* Given task *
Repeat every entry word for word, skipping the pictures.
========================
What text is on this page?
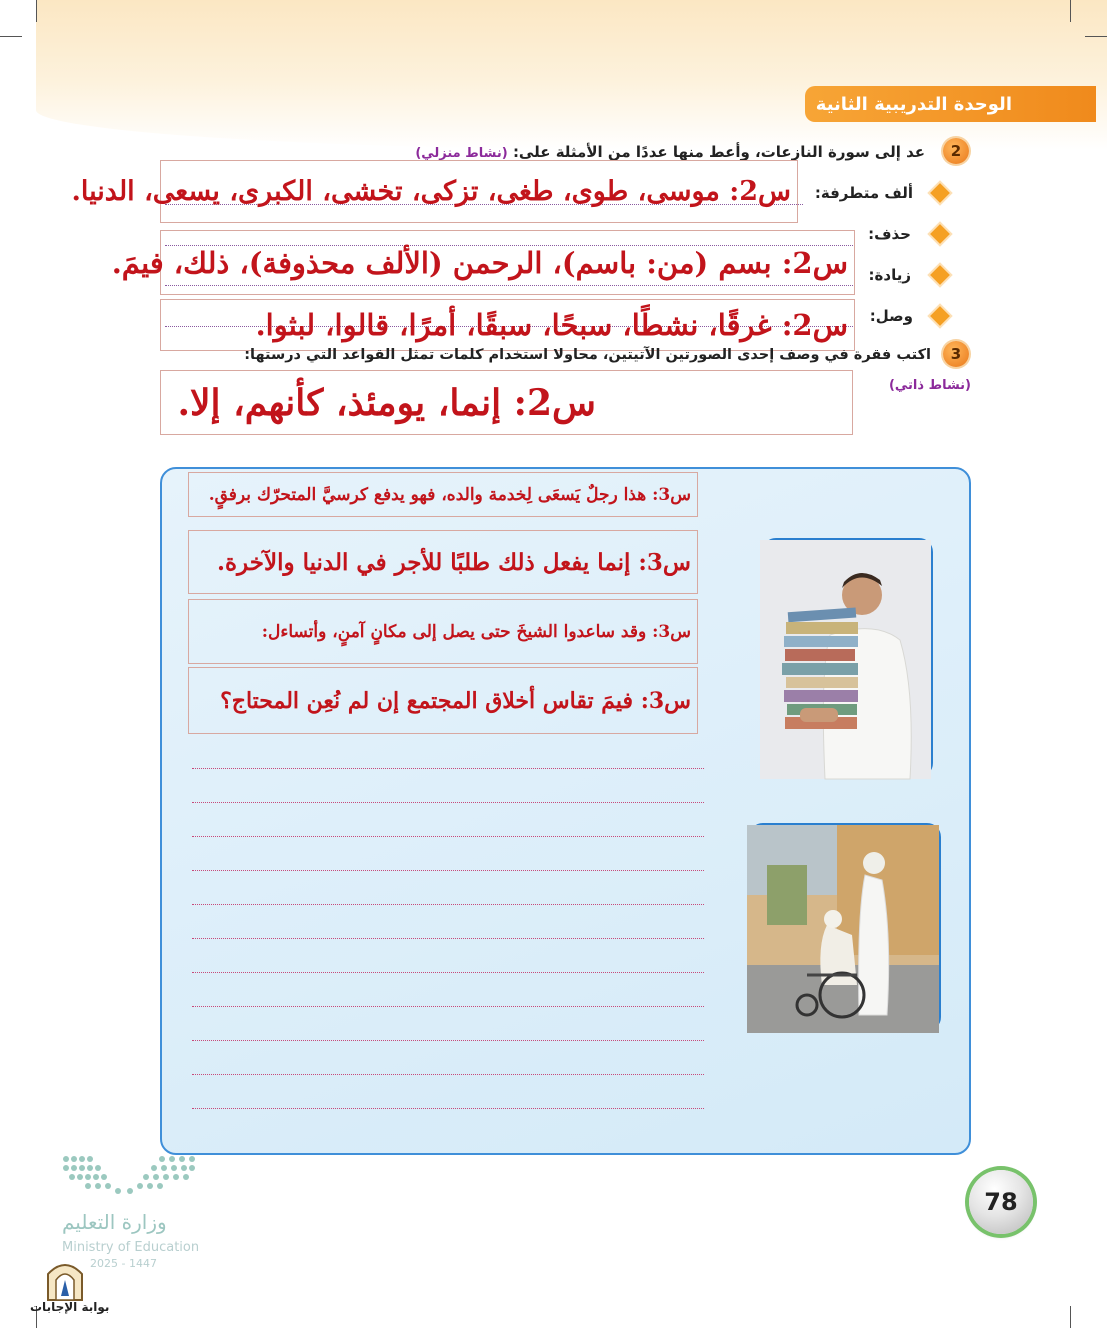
الوحدة التدريبية الثانية
2
عد إلى سورة النازعات، وأعط منها عددًا من الأمثلة على: (نشاط منزلي)
ألف متطرفة:
س2: موسى، طوى، طغى، تزكى، تخشى، الكبرى، يسعى، الدنيا.
حذف:
زيادة:
س2: بسم (من: باسم)، الرحمن (الألف محذوفة)، ذلك، فيمَ.
وصل:
س2: غرقًا، نشطًا، سبحًا، سبقًا، أمرًا، قالوا، لبثوا.
3
اكتب فقرة في وصف إحدى الصورتين الآتيتين، محاولا استخدام كلمات تمثل القواعد التي درستها:
(نشاط ذاتي)
س2: إنما، يومئذ، كأنهم، إلا.
س3: هذا رجلٌ يَسعَى لِخدمة والده، فهو يدفع كرسيَّ المتحرّك برفقٍ.
س3: إنما يفعل ذلك طلبًا للأجر في الدنيا والآخرة.
س3: وقد ساعدوا الشيخَ حتى يصل إلى مكانٍ آمنٍ، وأتساءل:
س3: فيمَ تقاس أخلاق المجتمع إن لم نُعِن المحتاج؟
78
وزارة التعليم
Ministry of Education
2025 - 1447
بوابة الإجابات
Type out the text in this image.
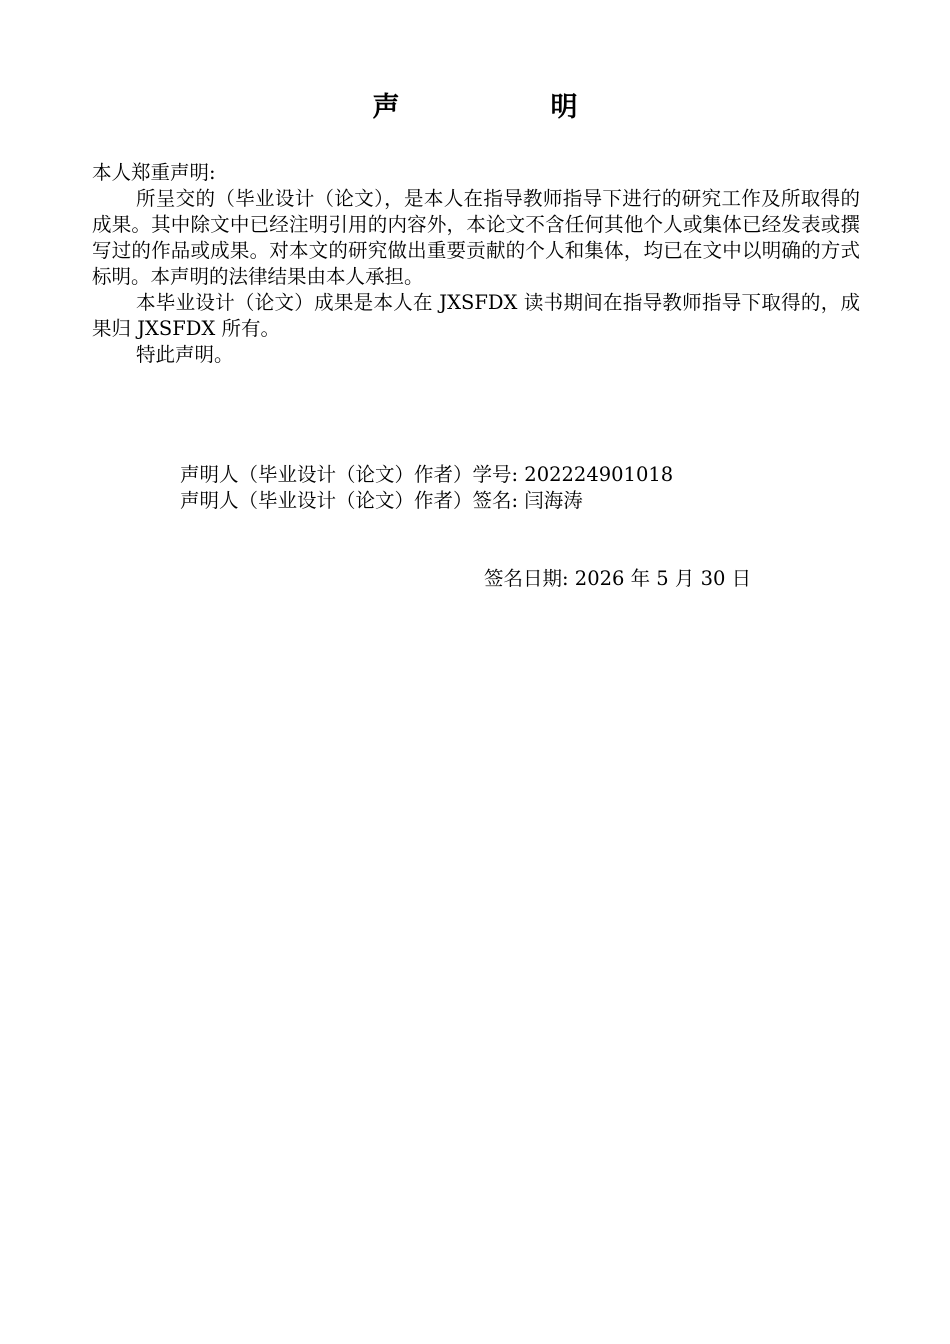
声　明

本人郑重声明:

所呈交的（毕业设计（论文），是本人在指导教师指导下进行的研究工作及所取得的成果。其中除文中已经注明引用的内容外，本论文不含任何其他个人或集体已经发表或撰写过的作品或成果。对本文的研究做出重要贡献的个人和集体，均已在文中以明确的方式标明。本声明的法律结果由本人承担。

本毕业设计（论文）成果是本人在 JXSFDX 读书期间在指导教师指导下取得的，成果归 JXSFDX 所有。

特此声明。

声明人（毕业设计（论文）作者）学号: 202224901018
声明人（毕业设计（论文）作者）签名: 闫海涛
签名日期: 2026 年 5 月 30 日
========================
* Reply *
What text is on this page?
الوحدة التدريبية الثانية
2
عد إلى سورة النازعات، وأعط منها عددًا من الأمثلة على: (نشاط منزلي)
ألف متطرفة:
س2: موسى، طوى، طغى، تزكى، تخشى، الكبرى، يسعى، الدنيا.
حذف:
زيادة:
س2: بسم (من: باسم)، الرحمن (الألف محذوفة)، ذلك، فيمَ.
وصل:
س2: غرقًا، نشطًا، سبحًا، سبقًا، أمرًا، قالوا، لبثوا.
3
اكتب فقرة في وصف إحدى الصورتين الآتيتين، محاولا استخدام كلمات تمثل القواعد التي درستها:
(نشاط ذاتي)
س2: إنما، يومئذ، كأنهم، إلا.
س3: هذا رجلٌ يَسعَى لِخدمة والده، فهو يدفع كرسيَّ المتحرّك برفقٍ.
س3: إنما يفعل ذلك طلبًا للأجر في الدنيا والآخرة.
س3: وقد ساعدوا الشيخَ حتى يصل إلى مكانٍ آمنٍ، وأتساءل:
س3: فيمَ تقاس أخلاق المجتمع إن لم نُعِن المحتاج؟
78
وزارة التعليم
Ministry of Education
2025 - 1447
بوابة الإجابات
Type out the text in this image.
声　明

本人郑重声明:

所呈交的（毕业设计（论文），是本人在指导教师指导下进行的研究工作及所取得的成果。其中除文中已经注明引用的内容外，本论文不含任何其他个人或集体已经发表或撰写过的作品或成果。对本文的研究做出重要贡献的个人和集体，均已在文中以明确的方式标明。本声明的法律结果由本人承担。

本毕业设计（论文）成果是本人在 JXSFDX 读书期间在指导教师指导下取得的，成果归 JXSFDX 所有。

特此声明。

声明人（毕业设计（论文）作者）学号: 202224901018
声明人（毕业设计（论文）作者）签名: 闫海涛
签名日期: 2026 年 5 月 30 日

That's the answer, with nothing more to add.